----- Record extracts
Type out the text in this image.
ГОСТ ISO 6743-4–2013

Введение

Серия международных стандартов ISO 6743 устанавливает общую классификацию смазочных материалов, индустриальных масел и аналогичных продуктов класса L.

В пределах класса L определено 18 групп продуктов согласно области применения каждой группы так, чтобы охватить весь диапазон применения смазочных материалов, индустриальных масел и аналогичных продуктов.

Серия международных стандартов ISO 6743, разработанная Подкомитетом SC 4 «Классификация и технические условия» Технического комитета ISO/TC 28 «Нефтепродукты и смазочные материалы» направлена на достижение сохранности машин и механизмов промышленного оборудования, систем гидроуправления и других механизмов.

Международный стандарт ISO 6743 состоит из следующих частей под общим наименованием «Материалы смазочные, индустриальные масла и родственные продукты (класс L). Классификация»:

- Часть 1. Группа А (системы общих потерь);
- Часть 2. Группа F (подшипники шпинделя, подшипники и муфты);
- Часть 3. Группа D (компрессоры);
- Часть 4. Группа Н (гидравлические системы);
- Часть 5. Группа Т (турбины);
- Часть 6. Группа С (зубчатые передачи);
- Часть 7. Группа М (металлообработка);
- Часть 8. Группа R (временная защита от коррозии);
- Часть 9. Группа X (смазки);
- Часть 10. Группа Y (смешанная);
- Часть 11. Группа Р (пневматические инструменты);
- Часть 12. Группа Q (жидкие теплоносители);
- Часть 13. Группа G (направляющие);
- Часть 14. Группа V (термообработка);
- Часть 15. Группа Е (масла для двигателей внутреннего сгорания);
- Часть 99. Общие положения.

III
----------
Exercise aim:
Copy all lines in the listing above where the string "смазочных" appears.

Result of this task:
Серия международных стандартов ISO 6743 устанавливает общую классификацию смазочных материалов, индустриальных масел и аналогичных продуктов класса L.
В пределах класса L определено 18 групп продуктов согласно области применения каждой группы так, чтобы охватить весь диапазон применения смазочных материалов, индустриальных масел и аналогичных продуктов.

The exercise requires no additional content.